#### Problem statement
Copy the data below exactly.

****************************************

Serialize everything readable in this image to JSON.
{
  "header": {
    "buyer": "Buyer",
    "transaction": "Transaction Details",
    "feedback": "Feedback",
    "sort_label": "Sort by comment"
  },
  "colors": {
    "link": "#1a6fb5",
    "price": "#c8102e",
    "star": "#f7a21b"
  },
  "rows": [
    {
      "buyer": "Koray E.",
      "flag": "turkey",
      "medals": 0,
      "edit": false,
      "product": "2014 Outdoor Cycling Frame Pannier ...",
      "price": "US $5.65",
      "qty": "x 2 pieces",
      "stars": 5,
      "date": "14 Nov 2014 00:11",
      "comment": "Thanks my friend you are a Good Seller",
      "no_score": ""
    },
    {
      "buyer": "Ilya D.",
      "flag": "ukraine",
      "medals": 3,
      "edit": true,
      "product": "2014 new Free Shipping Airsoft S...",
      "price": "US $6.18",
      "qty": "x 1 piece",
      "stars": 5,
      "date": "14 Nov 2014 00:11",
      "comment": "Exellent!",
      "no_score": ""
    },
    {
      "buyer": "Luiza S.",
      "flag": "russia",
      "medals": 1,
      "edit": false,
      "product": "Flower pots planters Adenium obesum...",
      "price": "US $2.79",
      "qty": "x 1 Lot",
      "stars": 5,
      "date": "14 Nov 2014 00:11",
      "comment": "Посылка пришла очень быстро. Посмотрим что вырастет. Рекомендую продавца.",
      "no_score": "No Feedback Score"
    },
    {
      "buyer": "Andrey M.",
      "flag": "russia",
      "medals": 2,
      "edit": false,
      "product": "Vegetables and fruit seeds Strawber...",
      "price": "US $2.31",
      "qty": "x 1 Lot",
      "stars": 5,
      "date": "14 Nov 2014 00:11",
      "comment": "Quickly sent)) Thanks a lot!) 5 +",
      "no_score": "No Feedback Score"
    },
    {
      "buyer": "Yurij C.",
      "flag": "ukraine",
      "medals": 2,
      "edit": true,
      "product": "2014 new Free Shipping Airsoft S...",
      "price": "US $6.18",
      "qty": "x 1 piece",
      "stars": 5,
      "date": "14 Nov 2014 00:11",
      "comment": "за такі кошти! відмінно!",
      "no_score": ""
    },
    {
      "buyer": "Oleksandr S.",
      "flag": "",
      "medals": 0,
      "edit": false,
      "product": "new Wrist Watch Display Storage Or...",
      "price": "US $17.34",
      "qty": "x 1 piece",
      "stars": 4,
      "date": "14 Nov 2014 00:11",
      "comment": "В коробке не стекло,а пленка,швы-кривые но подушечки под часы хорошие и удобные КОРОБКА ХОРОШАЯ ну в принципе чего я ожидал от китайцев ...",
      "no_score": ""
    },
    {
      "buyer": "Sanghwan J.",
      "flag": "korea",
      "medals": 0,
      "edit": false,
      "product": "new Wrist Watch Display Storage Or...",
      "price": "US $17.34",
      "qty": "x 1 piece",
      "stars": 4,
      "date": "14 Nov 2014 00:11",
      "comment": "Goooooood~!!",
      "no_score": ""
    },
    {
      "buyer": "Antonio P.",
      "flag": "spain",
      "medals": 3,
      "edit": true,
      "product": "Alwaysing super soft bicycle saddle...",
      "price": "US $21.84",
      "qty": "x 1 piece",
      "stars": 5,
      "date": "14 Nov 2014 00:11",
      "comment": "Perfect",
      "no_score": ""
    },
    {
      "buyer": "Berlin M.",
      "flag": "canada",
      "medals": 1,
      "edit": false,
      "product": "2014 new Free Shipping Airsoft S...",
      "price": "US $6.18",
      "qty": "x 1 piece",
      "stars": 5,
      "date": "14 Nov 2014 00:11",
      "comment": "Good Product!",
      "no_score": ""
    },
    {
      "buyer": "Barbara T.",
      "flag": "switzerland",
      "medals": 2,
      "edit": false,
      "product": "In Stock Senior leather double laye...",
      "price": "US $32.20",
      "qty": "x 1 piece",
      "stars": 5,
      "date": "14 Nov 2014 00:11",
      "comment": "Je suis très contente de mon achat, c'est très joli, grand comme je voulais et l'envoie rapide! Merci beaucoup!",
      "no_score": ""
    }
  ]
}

****************************************

#### Solution
Serialize everything readable in this image to JSON.
{
  "header": {
    "buyer": "Buyer",
    "transaction": "Transaction Details",
    "feedback": "Feedback",
    "sort_label": "Sort by comment"
  },
  "colors": {
    "link": "#1a6fb5",
    "price": "#c8102e",
    "star": "#f7a21b"
  },
  "rows": [
    {
      "buyer": "Koray E.",
      "flag": "turkey",
      "medals": 0,
      "edit": false,
      "product": "2014 Outdoor Cycling Frame Pannier ...",
      "price": "US $5.65",
      "qty": "x 2 pieces",
      "stars": 5,
      "date": "14 Nov 2014 00:11",
      "comment": "Thanks my friend you are a Good Seller",
      "no_score": ""
    },
    {
      "buyer": "Ilya D.",
      "flag": "ukraine",
      "medals": 3,
      "edit": true,
      "product": "2014 new Free Shipping Airsoft S...",
      "price": "US $6.18",
      "qty": "x 1 piece",
      "stars": 5,
      "date": "14 Nov 2014 00:11",
      "comment": "Exellent!",
      "no_score": ""
    },
    {
      "buyer": "Luiza S.",
      "flag": "russia",
      "medals": 1,
      "edit": false,
      "product": "Flower pots planters Adenium obesum...",
      "price": "US $2.79",
      "qty": "x 1 Lot",
      "stars": 5,
      "date": "14 Nov 2014 00:11",
      "comment": "Посылка пришла очень быстро. Посмотрим что вырастет. Рекомендую продавца.",
      "no_score": "No Feedback Score"
    },
    {
      "buyer": "Andrey M.",
      "flag": "russia",
      "medals": 2,
      "edit": false,
      "product": "Vegetables and fruit seeds Strawber...",
      "price": "US $2.31",
      "qty": "x 1 Lot",
      "stars": 5,
      "date": "14 Nov 2014 00:11",
      "comment": "Quickly sent)) Thanks a lot!) 5 +",
      "no_score": "No Feedback Score"
    },
    {
      "buyer": "Yurij C.",
      "flag": "ukraine",
      "medals": 2,
      "edit": true,
      "product": "2014 new Free Shipping Airsoft S...",
      "price": "US $6.18",
      "qty": "x 1 piece",
      "stars": 5,
      "date": "14 Nov 2014 00:11",
      "comment": "за такі кошти! відмінно!",
      "no_score": ""
    },
    {
      "buyer": "Oleksandr S.",
      "flag": "",
      "medals": 0,
      "edit": false,
      "product": "new Wrist Watch Display Storage Or...",
      "price": "US $17.34",
      "qty": "x 1 piece",
      "stars": 4,
      "date": "14 Nov 2014 00:11",
      "comment": "В коробке не стекло,а пленка,швы-кривые но подушечки под часы хорошие и удобные КОРОБКА ХОРОШАЯ ну в принципе чего я ожидал от китайцев ...",
      "no_score": ""
    },
    {
      "buyer": "Sanghwan J.",
      "flag": "korea",
      "medals": 0,
      "edit": false,
      "product": "new Wrist Watch Display Storage Or...",
      "price": "US $17.34",
      "qty": "x 1 piece",
      "stars": 4,
      "date": "14 Nov 2014 00:11",
      "comment": "Goooooood~!!",
      "no_score": ""
    },
    {
      "buyer": "Antonio P.",
      "flag": "spain",
      "medals": 3,
      "edit": true,
      "product": "Alwaysing super soft bicycle saddle...",
      "price": "US $21.84",
      "qty": "x 1 piece",
      "stars": 5,
      "date": "14 Nov 2014 00:11",
      "comment": "Perfect",
      "no_score": ""
    },
    {
      "buyer": "Berlin M.",
      "flag": "canada",
      "medals": 1,
      "edit": false,
      "product": "2014 new Free Shipping Airsoft S...",
      "price": "US $6.18",
      "qty": "x 1 piece",
      "stars": 5,
      "date": "14 Nov 2014 00:11",
      "comment": "Good Product!",
      "no_score": ""
    },
    {
      "buyer": "Barbara T.",
      "flag": "switzerland",
      "medals": 2,
      "edit": false,
      "product": "In Stock Senior leather double laye...",
      "price": "US $32.20",
      "qty": "x 1 piece",
      "stars": 5,
      "date": "14 Nov 2014 00:11",
      "comment": "Je suis très contente de mon achat, c'est très joli, grand comme je voulais et l'envoie rapide! Merci beaucoup!",
      "no_score": ""
    }
  ]
}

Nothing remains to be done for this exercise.